_Bloc de texte:_
Il avait aussi tenu un discours rassurant. Surtout, il avait cherché à minimiser les conflits qui l’opposaient au premier ministre au sujet de l’ampleur du plan de relance nécessaire pour remettre l’économie canadienne sur ses rails après la pandémie de COVID-19 et qui avaient fait les manchettes.

« Je sais qu’avec ce gouvernement libéral, les Canadiens sont entre de bonnes mains », avait-il notamment déclaré.

Près de deux ans plus tard, Bill Morneau tient un tout autre discours. Dans une allocution d’une vingtaine de minutes devant l’Institut C. D. Howe, mercredi soir, l’ancien grand argentier du pays s’est vidé le cœur.

Selon lui, le gouvernement Trudeau se soucie davantage de l’image que de la substance quand vient le temps d’élaborer et de mettre en œuvre des politiques économiques. De plus, le gouvernement Trudeau consacre trop d’efforts à redistribuer la richesse au pays et trop peu de temps à la créer.

« Quand j’examine la politique au Canada aujourd’hui — et cela d’une perspective d’un ancien membre du gouvernement —, je dois avouer que je suis plus inquiet au sujet de nos perspectives économiques aujourd’hui que je ne l’étais il y a sept ans », a lancé M. Morneau dans son discours coup de poing.

Tant de temps et d’énergie ont été consacrés à trouver des façons de redistribuer la richesse au Canada et on a accordé peu d’attention à l’importance d’augmenter notre prospérité collective.

_Questions à traiter:_
1. Relevez tous les groupes nominaux, pronoms exclus, qui désignent Bill Morneau dans le bloc de texte.
2. D’après le bloc de texte, devant quel organisme Bill Morneau a-t-il prononcé son allocution du mercredi soir ?
3. Traduisez en anglais la phrase suivante du bloc de texte : « Selon lui, le gouvernement Trudeau se soucie davantage de l’image que de la substance quand vient le temps d’élaborer et de mettre en œuvre des politiques économiques. »

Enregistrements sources
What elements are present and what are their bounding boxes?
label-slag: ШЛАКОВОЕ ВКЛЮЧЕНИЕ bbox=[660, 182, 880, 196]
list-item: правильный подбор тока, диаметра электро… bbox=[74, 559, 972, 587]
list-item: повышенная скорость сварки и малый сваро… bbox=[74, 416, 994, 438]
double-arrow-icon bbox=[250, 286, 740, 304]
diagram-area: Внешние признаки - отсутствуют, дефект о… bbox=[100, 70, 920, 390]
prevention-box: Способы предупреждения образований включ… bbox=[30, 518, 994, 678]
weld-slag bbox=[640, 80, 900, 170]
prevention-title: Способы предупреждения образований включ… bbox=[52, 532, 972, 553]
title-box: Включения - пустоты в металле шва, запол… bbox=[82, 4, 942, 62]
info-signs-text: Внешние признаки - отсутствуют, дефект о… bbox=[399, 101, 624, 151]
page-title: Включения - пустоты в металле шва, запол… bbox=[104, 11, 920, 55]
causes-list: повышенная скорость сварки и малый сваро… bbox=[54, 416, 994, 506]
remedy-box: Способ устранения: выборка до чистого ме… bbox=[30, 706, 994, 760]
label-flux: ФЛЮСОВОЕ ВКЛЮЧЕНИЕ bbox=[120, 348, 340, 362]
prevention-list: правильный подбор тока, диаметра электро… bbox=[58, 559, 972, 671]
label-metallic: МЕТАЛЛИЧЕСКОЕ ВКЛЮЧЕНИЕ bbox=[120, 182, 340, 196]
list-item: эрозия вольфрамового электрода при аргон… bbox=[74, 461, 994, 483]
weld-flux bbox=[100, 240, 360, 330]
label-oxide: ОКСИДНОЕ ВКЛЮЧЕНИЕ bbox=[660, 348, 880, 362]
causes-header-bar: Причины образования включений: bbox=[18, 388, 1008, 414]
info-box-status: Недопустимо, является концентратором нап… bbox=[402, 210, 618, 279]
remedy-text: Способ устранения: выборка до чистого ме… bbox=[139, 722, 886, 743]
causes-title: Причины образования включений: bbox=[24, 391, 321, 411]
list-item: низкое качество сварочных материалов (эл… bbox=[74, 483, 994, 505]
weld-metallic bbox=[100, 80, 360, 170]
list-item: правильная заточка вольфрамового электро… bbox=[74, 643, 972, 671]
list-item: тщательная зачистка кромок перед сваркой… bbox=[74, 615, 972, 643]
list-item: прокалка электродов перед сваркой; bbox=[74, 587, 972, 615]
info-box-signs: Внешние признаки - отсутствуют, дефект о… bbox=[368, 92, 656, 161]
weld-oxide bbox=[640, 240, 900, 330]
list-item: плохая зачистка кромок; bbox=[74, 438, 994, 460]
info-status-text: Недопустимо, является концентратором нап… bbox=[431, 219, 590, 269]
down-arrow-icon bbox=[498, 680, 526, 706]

_Corrigé des exercices:_
1. Bill Morneau ; l’ancien grand argentier du pays ; un ancien membre du gouvernement ; M. Morneau

2. Devant l’Institut C. D. Howe.

3. In his view, the Trudeau government cares more about image than substance when it comes to developing and implementing economic policies.